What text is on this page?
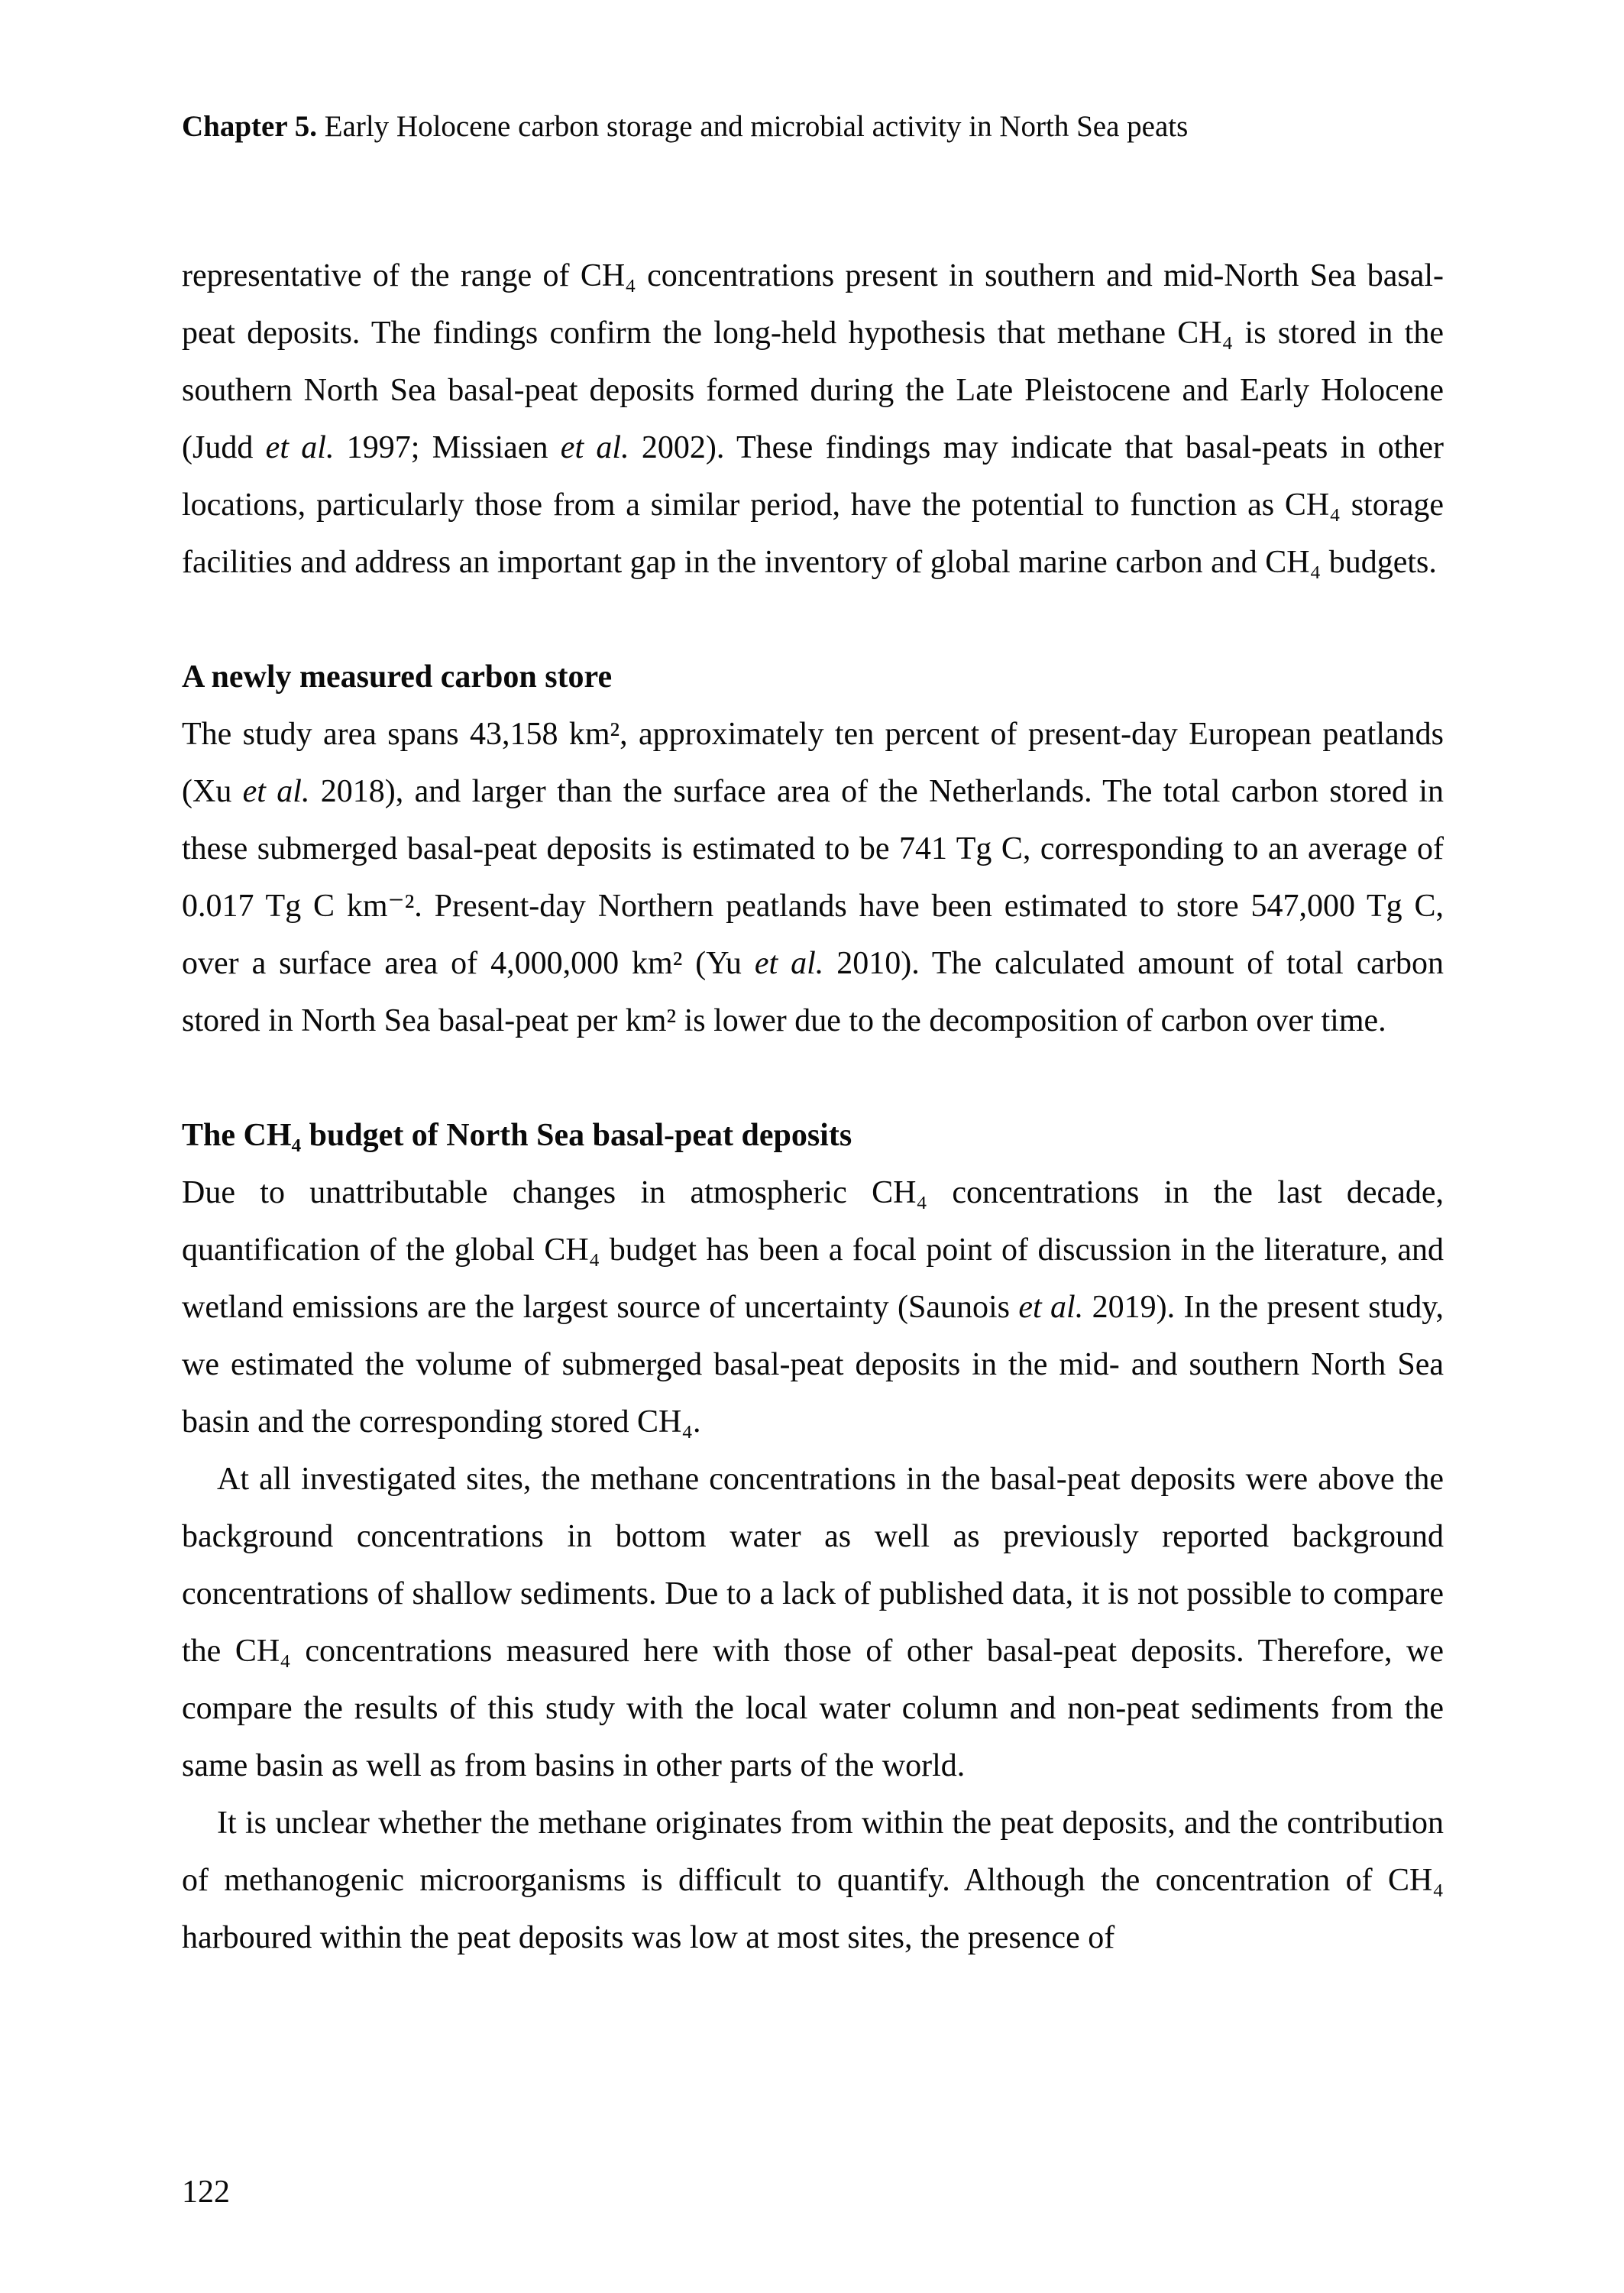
Chapter 5. Early Holocene carbon storage and microbial activity in North Sea peats

representative of the range of CH₄ concentrations present in southern and mid-North Sea basal-peat deposits. The findings confirm the long-held hypothesis that methane CH₄ is stored in the southern North Sea basal-peat deposits formed during the Late Pleistocene and Early Holocene (Judd et al. 1997; Missiaen et al. 2002). These findings may indicate that basal-peats in other locations, particularly those from a similar period, have the potential to function as CH₄ storage facilities and address an important gap in the inventory of global marine carbon and CH₄ budgets.

A newly measured carbon store

The study area spans 43,158 km², approximately ten percent of present-day European peatlands (Xu et al. 2018), and larger than the surface area of the Netherlands. The total carbon stored in these submerged basal-peat deposits is estimated to be 741 Tg C, corresponding to an average of 0.017 Tg C km⁻². Present-day Northern peatlands have been estimated to store 547,000 Tg C, over a surface area of 4,000,000 km² (Yu et al. 2010). The calculated amount of total carbon stored in North Sea basal-peat per km² is lower due to the decomposition of carbon over time.

The CH₄ budget of North Sea basal-peat deposits

Due to unattributable changes in atmospheric CH₄ concentrations in the last decade, quantification of the global CH₄ budget has been a focal point of discussion in the literature, and wetland emissions are the largest source of uncertainty (Saunois et al. 2019). In the present study, we estimated the volume of submerged basal-peat deposits in the mid- and southern North Sea basin and the corresponding stored CH₄.

At all investigated sites, the methane concentrations in the basal-peat deposits were above the background concentrations in bottom water as well as previously reported background concentrations of shallow sediments. Due to a lack of published data, it is not possible to compare the CH₄ concentrations measured here with those of other basal-peat deposits. Therefore, we compare the results of this study with the local water column and non-peat sediments from the same basin as well as from basins in other parts of the world.

It is unclear whether the methane originates from within the peat deposits, and the contribution of methanogenic microorganisms is difficult to quantify. Although the concentration of CH₄ harboured within the peat deposits was low at most sites, the presence of

122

※ ※ ※

WHAT IS NEEDED -
Quote the records in their entirety, keeping the wording exact and excluding pictures.

RESULT -
What text is on this page?
Chapter 5. Early Holocene carbon storage and microbial activity in North Sea peats

representative of the range of CH₄ concentrations present in southern and mid-North Sea basal-peat deposits. The findings confirm the long-held hypothesis that methane CH₄ is stored in the southern North Sea basal-peat deposits formed during the Late Pleistocene and Early Holocene (Judd et al. 1997; Missiaen et al. 2002). These findings may indicate that basal-peats in other locations, particularly those from a similar period, have the potential to function as CH₄ storage facilities and address an important gap in the inventory of global marine carbon and CH₄ budgets.

A newly measured carbon store

The study area spans 43,158 km², approximately ten percent of present-day European peatlands (Xu et al. 2018), and larger than the surface area of the Netherlands. The total carbon stored in these submerged basal-peat deposits is estimated to be 741 Tg C, corresponding to an average of 0.017 Tg C km⁻². Present-day Northern peatlands have been estimated to store 547,000 Tg C, over a surface area of 4,000,000 km² (Yu et al. 2010). The calculated amount of total carbon stored in North Sea basal-peat per km² is lower due to the decomposition of carbon over time.

The CH₄ budget of North Sea basal-peat deposits

Due to unattributable changes in atmospheric CH₄ concentrations in the last decade, quantification of the global CH₄ budget has been a focal point of discussion in the literature, and wetland emissions are the largest source of uncertainty (Saunois et al. 2019). In the present study, we estimated the volume of submerged basal-peat deposits in the mid- and southern North Sea basin and the corresponding stored CH₄.

At all investigated sites, the methane concentrations in the basal-peat deposits were above the background concentrations in bottom water as well as previously reported background concentrations of shallow sediments. Due to a lack of published data, it is not possible to compare the CH₄ concentrations measured here with those of other basal-peat deposits. Therefore, we compare the results of this study with the local water column and non-peat sediments from the same basin as well as from basins in other parts of the world.

It is unclear whether the methane originates from within the peat deposits, and the contribution of methanogenic microorganisms is difficult to quantify. Although the concentration of CH₄ harboured within the peat deposits was low at most sites, the presence of

122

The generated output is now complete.